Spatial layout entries
* * *

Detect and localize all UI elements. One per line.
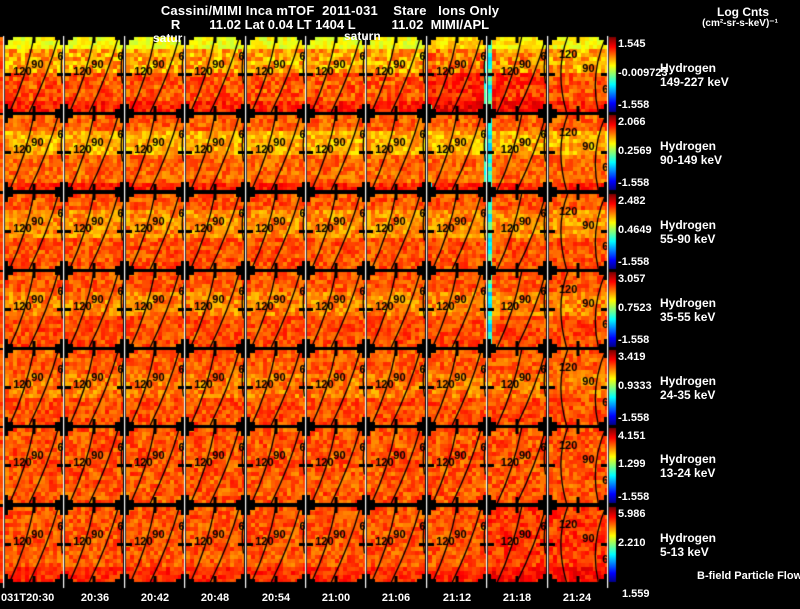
energy-row4: 35-55 keV <box>660 310 716 324</box>
cbar-max-row6: 4.151 <box>618 430 646 442</box>
row-label-5: Hydrogen 24-35 keV <box>660 374 790 402</box>
row-label-1: Hydrogen 149-227 keV <box>660 61 790 89</box>
time-tick-4: 20:48 <box>200 592 230 604</box>
row-label-3: Hydrogen 55-90 keV <box>660 218 790 246</box>
cbar-max-row4: 3.057 <box>618 273 646 285</box>
cbar-max-row5: 3.419 <box>618 351 646 363</box>
time-tick-9: 21:18 <box>502 592 532 604</box>
energy-row1: 149-227 keV <box>660 75 729 89</box>
energy-row2: 90-149 keV <box>660 153 723 167</box>
cbar-max-row1: 1.545 <box>618 38 646 50</box>
plot-title: Cassini/MIMI Inca mTOF 2011-031 Stare Io… <box>160 3 500 18</box>
row-label-6: Hydrogen 13-24 keV <box>660 452 790 480</box>
saturn-marker-left: satur <box>153 31 183 45</box>
energy-row3: 55-90 keV <box>660 232 716 246</box>
cbar-min-row4: -1.558 <box>618 334 650 346</box>
cbar-max-row3: 2.482 <box>618 195 646 207</box>
time-tick-10: 21:24 <box>562 592 592 604</box>
cbar-mid-row3: 0.4649 <box>618 224 652 236</box>
species-row6: Hydrogen <box>660 452 717 466</box>
energy-row6: 13-24 keV <box>660 466 716 480</box>
species-row3: Hydrogen <box>660 218 717 232</box>
cbar-mid-row5: 0.9333 <box>618 380 652 392</box>
species-row7: Hydrogen <box>660 531 717 545</box>
cbar-max-row7: 5.986 <box>618 508 646 520</box>
colorbar-units-formula: (cm²-sr-s-keV)⁻¹ <box>702 18 778 29</box>
time-tick-5: 20:54 <box>261 592 291 604</box>
time-tick-3: 20:42 <box>140 592 170 604</box>
energy-row7: 5-13 keV <box>660 545 709 559</box>
cbar-mid-row2: 0.2569 <box>618 145 652 157</box>
species-row2: Hydrogen <box>660 139 717 153</box>
cbar-mid-row4: 0.7523 <box>618 302 652 314</box>
row-label-4: Hydrogen 35-55 keV <box>660 296 790 324</box>
bfield-flow-label: B-field Particle Flow <box>697 570 800 582</box>
cbar-min-row6: -1.558 <box>618 491 650 503</box>
time-tick-8: 21:12 <box>442 592 472 604</box>
cbar-min-row1: -1.558 <box>618 99 650 111</box>
time-tick-6: 21:00 <box>321 592 351 604</box>
cbar-mid-row7: 2.210 <box>618 537 646 549</box>
time-tick-2: 20:36 <box>80 592 110 604</box>
saturn-marker-right: saturn <box>344 29 381 43</box>
row-label-2: Hydrogen 90-149 keV <box>660 139 790 167</box>
species-row1: Hydrogen <box>660 61 717 75</box>
cbar-max-row2: 2.066 <box>618 116 646 128</box>
cbar-mid-row6: 1.299 <box>618 458 646 470</box>
cbar-min-row7: 1.559 <box>622 588 650 600</box>
species-row5: Hydrogen <box>660 374 717 388</box>
cbar-min-row5: -1.558 <box>618 412 650 424</box>
row-label-7: Hydrogen 5-13 keV <box>660 531 790 559</box>
cbar-min-row3: -1.558 <box>618 256 650 268</box>
cbar-mid-row1: -0.009723 <box>618 67 668 79</box>
species-row4: Hydrogen <box>660 296 717 310</box>
energy-row5: 24-35 keV <box>660 388 716 402</box>
colorbar-units-title: Log Cnts <box>717 5 769 19</box>
time-tick-1: 031T20:30 <box>1 592 55 604</box>
cbar-min-row2: -1.558 <box>618 177 650 189</box>
time-tick-7: 21:06 <box>381 592 411 604</box>
plot-subtitle: R 11.02 Lat 0.04 LT 1404 L 11.02 MIMI/AP… <box>170 17 490 32</box>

* * *

State how many of the lines above contain the string "tick", treating uppercase and lowercase as distinct, and give only the number.

▸ **Exercise response**
10